To do - Copy the data below exactly.

---------- Records for the task

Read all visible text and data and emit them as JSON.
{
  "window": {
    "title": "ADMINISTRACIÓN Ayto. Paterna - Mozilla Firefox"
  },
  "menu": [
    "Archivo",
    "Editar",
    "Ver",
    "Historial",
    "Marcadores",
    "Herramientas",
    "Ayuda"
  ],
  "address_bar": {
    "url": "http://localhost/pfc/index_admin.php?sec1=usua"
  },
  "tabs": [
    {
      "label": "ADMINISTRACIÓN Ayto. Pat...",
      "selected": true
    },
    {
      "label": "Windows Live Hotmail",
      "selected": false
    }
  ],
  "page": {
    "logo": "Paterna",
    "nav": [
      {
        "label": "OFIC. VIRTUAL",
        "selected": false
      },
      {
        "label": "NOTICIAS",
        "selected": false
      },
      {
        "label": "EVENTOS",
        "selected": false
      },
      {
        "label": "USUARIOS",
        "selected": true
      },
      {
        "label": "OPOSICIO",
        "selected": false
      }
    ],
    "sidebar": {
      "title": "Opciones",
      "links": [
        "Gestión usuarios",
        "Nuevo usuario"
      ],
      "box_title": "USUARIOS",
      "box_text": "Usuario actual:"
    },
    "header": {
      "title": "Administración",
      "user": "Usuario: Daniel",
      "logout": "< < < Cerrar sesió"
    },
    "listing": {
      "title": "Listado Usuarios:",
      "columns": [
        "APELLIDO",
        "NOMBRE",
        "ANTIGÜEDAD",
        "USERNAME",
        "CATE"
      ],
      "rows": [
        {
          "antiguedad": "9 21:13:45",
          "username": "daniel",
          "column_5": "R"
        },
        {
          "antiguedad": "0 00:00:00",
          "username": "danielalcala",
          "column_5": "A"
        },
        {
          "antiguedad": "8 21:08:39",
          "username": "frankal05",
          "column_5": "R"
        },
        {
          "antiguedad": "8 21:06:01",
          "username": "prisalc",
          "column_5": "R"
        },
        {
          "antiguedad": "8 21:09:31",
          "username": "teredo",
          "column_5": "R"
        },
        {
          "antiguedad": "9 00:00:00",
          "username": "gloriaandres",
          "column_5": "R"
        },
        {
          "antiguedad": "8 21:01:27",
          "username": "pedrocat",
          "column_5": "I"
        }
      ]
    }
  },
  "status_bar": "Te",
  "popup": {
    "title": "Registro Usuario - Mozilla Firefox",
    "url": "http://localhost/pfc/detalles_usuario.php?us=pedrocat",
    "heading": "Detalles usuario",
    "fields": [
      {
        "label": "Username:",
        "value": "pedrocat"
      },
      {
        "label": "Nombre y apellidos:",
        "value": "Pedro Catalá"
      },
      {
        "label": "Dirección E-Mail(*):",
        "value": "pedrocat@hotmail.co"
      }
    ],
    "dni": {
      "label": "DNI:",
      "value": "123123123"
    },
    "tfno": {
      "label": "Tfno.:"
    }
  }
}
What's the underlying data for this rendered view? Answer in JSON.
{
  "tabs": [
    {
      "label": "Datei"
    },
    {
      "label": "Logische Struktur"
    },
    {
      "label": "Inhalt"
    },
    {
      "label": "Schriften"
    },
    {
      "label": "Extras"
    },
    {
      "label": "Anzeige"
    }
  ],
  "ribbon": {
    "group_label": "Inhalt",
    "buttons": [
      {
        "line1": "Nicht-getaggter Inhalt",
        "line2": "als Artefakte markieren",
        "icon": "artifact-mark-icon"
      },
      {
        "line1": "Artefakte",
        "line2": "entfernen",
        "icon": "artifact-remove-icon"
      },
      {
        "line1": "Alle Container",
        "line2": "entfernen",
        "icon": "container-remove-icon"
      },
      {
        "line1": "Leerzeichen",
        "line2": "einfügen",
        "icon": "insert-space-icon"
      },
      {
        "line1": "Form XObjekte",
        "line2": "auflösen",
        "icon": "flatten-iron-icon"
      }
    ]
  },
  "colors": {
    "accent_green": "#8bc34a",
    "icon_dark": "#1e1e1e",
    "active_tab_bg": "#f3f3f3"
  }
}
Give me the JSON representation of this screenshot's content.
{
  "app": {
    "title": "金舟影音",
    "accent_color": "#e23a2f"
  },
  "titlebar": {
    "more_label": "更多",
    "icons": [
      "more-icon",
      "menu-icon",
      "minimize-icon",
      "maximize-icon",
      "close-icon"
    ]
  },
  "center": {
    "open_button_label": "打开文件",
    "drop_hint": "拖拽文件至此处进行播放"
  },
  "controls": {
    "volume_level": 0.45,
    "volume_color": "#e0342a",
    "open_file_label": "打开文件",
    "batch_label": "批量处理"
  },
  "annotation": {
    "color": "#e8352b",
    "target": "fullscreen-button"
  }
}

--------------------

Correct answer -
Read all visible text and data and emit them as JSON.
{
  "window": {
    "title": "ADMINISTRACIÓN Ayto. Paterna - Mozilla Firefox"
  },
  "menu": [
    "Archivo",
    "Editar",
    "Ver",
    "Historial",
    "Marcadores",
    "Herramientas",
    "Ayuda"
  ],
  "address_bar": {
    "url": "http://localhost/pfc/index_admin.php?sec1=usua"
  },
  "tabs": [
    {
      "label": "ADMINISTRACIÓN Ayto. Pat...",
      "selected": true
    },
    {
      "label": "Windows Live Hotmail",
      "selected": false
    }
  ],
  "page": {
    "logo": "Paterna",
    "nav": [
      {
        "label": "OFIC. VIRTUAL",
        "selected": false
      },
      {
        "label": "NOTICIAS",
        "selected": false
      },
      {
        "label": "EVENTOS",
        "selected": false
      },
      {
        "label": "USUARIOS",
        "selected": true
      },
      {
        "label": "OPOSICIO",
        "selected": false
      }
    ],
    "sidebar": {
      "title": "Opciones",
      "links": [
        "Gestión usuarios",
        "Nuevo usuario"
      ],
      "box_title": "USUARIOS",
      "box_text": "Usuario actual:"
    },
    "header": {
      "title": "Administración",
      "user": "Usuario: Daniel",
      "logout": "< < < Cerrar sesió"
    },
    "listing": {
      "title": "Listado Usuarios:",
      "columns": [
        "APELLIDO",
        "NOMBRE",
        "ANTIGÜEDAD",
        "USERNAME",
        "CATE"
      ],
      "rows": [
        {
          "antiguedad": "9 21:13:45",
          "username": "daniel",
          "column_5": "R"
        },
        {
          "antiguedad": "0 00:00:00",
          "username": "danielalcala",
          "column_5": "A"
        },
        {
          "antiguedad": "8 21:08:39",
          "username": "frankal05",
          "column_5": "R"
        },
        {
          "antiguedad": "8 21:06:01",
          "username": "prisalc",
          "column_5": "R"
        },
        {
          "antiguedad": "8 21:09:31",
          "username": "teredo",
          "column_5": "R"
        },
        {
          "antiguedad": "9 00:00:00",
          "username": "gloriaandres",
          "column_5": "R"
        },
        {
          "antiguedad": "8 21:01:27",
          "username": "pedrocat",
          "column_5": "I"
        }
      ]
    }
  },
  "status_bar": "Te",
  "popup": {
    "title": "Registro Usuario - Mozilla Firefox",
    "url": "http://localhost/pfc/detalles_usuario.php?us=pedrocat",
    "heading": "Detalles usuario",
    "fields": [
      {
        "label": "Username:",
        "value": "pedrocat"
      },
      {
        "label": "Nombre y apellidos:",
        "value": "Pedro Catalá"
      },
      {
        "label": "Dirección E-Mail(*):",
        "value": "pedrocat@hotmail.co"
      }
    ],
    "dni": {
      "label": "DNI:",
      "value": "123123123"
    },
    "tfno": {
      "label": "Tfno.:"
    }
  }
}
What's the underlying data for this rendered view? Answer in JSON.
{
  "tabs": [
    {
      "label": "Datei"
    },
    {
      "label": "Logische Struktur"
    },
    {
      "label": "Inhalt"
    },
    {
      "label": "Schriften"
    },
    {
      "label": "Extras"
    },
    {
      "label": "Anzeige"
    }
  ],
  "ribbon": {
    "group_label": "Inhalt",
    "buttons": [
      {
        "line1": "Nicht-getaggter Inhalt",
        "line2": "als Artefakte markieren",
        "icon": "artifact-mark-icon"
      },
      {
        "line1": "Artefakte",
        "line2": "entfernen",
        "icon": "artifact-remove-icon"
      },
      {
        "line1": "Alle Container",
        "line2": "entfernen",
        "icon": "container-remove-icon"
      },
      {
        "line1": "Leerzeichen",
        "line2": "einfügen",
        "icon": "insert-space-icon"
      },
      {
        "line1": "Form XObjekte",
        "line2": "auflösen",
        "icon": "flatten-iron-icon"
      }
    ]
  },
  "colors": {
    "accent_green": "#8bc34a",
    "icon_dark": "#1e1e1e",
    "active_tab_bg": "#f3f3f3"
  }
}
Give me the JSON representation of this screenshot's content.
{
  "app": {
    "title": "金舟影音",
    "accent_color": "#e23a2f"
  },
  "titlebar": {
    "more_label": "更多",
    "icons": [
      "more-icon",
      "menu-icon",
      "minimize-icon",
      "maximize-icon",
      "close-icon"
    ]
  },
  "center": {
    "open_button_label": "打开文件",
    "drop_hint": "拖拽文件至此处进行播放"
  },
  "controls": {
    "volume_level": 0.45,
    "volume_color": "#e0342a",
    "open_file_label": "打开文件",
    "batch_label": "批量处理"
  },
  "annotation": {
    "color": "#e8352b",
    "target": "fullscreen-button"
  }
}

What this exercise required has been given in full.